++++ TESTO PROPOSTO

La nostra Undine è una storica di Berlino, che offre visite guidate per l’amministrazione del senato per lo sviluppo urbano. È stata appena lasciata e tradita da un uomo chiamato Johannes. Secondo la leggenda, si dovrebbe vendicare di Johannes uccidendolo, ma Undine sfida il mito. Non vuole tornare alla maledizione, al lago nella foresta. Non vuole andarsene. Lei vuole amare. Vuole incontrare qualcun altro. Ed è questa la storia d’amore che ci racconta Undine (Christian Petzold).
I tuoi film più recenti hanno tutti retroscena storici o politici. Con Undine hai scelto di partire da una favola.
Lo stesso regista aggiunge: ”  Non penso che sia così diametricalmente diverso. Undine è una storia d’amore, così come lo sono La scelta di Barbara (Barbara), Il segreto del suo volto (Phoenix) e La donna dello scrittore (Transit). Ma raccontano un amore impossibile, danneggiato, o uno che forse può evolversi. Questa volta ho voluto fare un film in cui si vede come l’amore si sviluppa e rimane. Inoltre non esiste una storia che non sia politica. La politica finisce sempre nella narrazione”.
Come sei collegato al materiale di Undine?
“Nel mezzo degli anni ‘90 mi sono ritrovato a leggere il libro di Peter von Matt, “Romantic Treachery – The Faithless in Literature”, che ha un capitolo sul mito di Undine e ho trovato interessante l’idea dell’amore tradito. Conoscevo già la storia di Undine dall’infanzia, ma ricordo sempre tutto male. Forse è necessario per riuscire a scrivere un copione: un ricordo sbagliato, come una falsa testimonianza… La cosa che mi ricordavo meglio era la frase che Undine gridava ai servi dell’uomo infedele che aveva appena ucciso: “L’ho pianto fino alla morte.” Mi è sempre piaciuta quella frase di Fouqué. Quel ricordo si è confuso con altre versioni, quella di Lortzing o “La sirenetta” di Hans-Christian Andersen, in cui lo stesso filo conduttore assume una forma diversa, e a un certo punto lessi anche
“Undine Leaves” di Ingeborg Bachmann. Mi piacque il fatto che fosse Undine a raccontare la storia, piuttosto che un narratore o un uomo. È una donna a parlare. Pensai che un film del genere si sarebbe potuto fare. Uno su Undine o sulla sua disperazione. Nella storia di Ingeborg Bachmann la maledizione è che gli uomini non possono essere fedeli, perché essenzialmente riescono ad amare solo sé stessi. La rottura di questa maledizione, da una prospettiva femminile, mi ha fatto capire che è questo l’approccio narrativo giusto; che la nostra Undine non vuole tornare al lago nella foresta. Che non vuole uccidere. C’è un uomo, Christoph, che è il primo ad amarla per quello che è, ed è un amore per cui vuole combattere.

++++++++

(ISTRUZIONI):
1 - Risponda alle seguenti domande sul testo dedicato al film Undine:
(a) In quale città è storica Undine?
(b) Come si chiama l'uomo che ha appena lasciato e tradito Undine?
(c) Chi è il primo ad amare Undine per quello che è?
2 - Trascriva parola per parola il passo del testo dedicato al film Undine che inizia con "La nostra Undine è" e termina con "da una favola.".

++++ MATERIALE FORNITO

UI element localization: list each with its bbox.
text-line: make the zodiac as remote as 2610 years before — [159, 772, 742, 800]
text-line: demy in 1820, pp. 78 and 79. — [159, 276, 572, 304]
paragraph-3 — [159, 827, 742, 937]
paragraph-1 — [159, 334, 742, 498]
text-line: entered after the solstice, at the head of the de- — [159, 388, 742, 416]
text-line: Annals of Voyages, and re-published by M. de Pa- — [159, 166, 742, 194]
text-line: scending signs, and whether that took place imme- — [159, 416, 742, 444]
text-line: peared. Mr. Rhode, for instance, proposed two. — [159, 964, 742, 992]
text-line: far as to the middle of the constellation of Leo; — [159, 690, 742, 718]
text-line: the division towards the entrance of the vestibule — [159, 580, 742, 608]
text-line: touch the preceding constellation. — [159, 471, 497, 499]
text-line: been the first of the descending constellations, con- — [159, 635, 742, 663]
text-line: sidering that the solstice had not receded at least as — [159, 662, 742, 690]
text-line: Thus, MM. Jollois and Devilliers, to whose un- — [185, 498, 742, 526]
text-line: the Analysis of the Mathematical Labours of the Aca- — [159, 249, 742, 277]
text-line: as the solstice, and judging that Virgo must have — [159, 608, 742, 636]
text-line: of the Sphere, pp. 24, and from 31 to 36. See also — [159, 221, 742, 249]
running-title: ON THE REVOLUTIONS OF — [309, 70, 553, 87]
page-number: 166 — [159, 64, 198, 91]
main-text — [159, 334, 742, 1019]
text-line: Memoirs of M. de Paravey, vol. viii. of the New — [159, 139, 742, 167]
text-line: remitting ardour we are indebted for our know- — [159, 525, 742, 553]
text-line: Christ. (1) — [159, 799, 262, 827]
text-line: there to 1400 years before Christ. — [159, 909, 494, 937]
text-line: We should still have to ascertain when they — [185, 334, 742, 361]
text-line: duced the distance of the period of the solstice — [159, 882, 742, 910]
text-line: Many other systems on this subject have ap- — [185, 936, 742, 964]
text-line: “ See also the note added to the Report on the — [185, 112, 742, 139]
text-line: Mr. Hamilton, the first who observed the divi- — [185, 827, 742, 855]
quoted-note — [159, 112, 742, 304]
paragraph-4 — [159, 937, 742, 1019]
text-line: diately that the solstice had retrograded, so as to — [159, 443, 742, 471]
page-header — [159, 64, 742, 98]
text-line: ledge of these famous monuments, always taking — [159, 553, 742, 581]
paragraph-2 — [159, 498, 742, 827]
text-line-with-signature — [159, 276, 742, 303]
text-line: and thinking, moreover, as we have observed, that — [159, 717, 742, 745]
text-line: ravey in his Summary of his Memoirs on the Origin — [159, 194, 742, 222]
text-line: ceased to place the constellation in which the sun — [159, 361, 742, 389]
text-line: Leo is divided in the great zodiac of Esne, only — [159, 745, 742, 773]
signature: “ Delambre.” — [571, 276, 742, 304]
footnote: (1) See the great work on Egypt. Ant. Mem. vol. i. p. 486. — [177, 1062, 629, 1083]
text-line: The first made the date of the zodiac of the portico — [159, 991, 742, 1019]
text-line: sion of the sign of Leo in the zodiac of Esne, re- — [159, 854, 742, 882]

++++++++

(SOLUZIONI):
1 -
(a) Berlino.
(b) Johannes.
(c) Christoph.

2 -
La nostra Undine è una storica di Berlino, che offre visite guidate per l’amministrazione del senato per lo sviluppo urbano. È stata appena lasciata e tradita da un uomo chiamato Johannes. Secondo la leggenda, si dovrebbe vendicare di Johannes uccidendolo, ma Undine sfida il mito. Non vuole tornare alla maledizione, al lago nella foresta. Non vuole andarsene. Lei vuole amare. Vuole incontrare qualcun altro. Ed è questa la storia d’amore che ci racconta Undine (Christian Petzold).
I tuoi film più recenti hanno tutti retroscena storici o politici. Con Undine hai scelto di partire da una favola.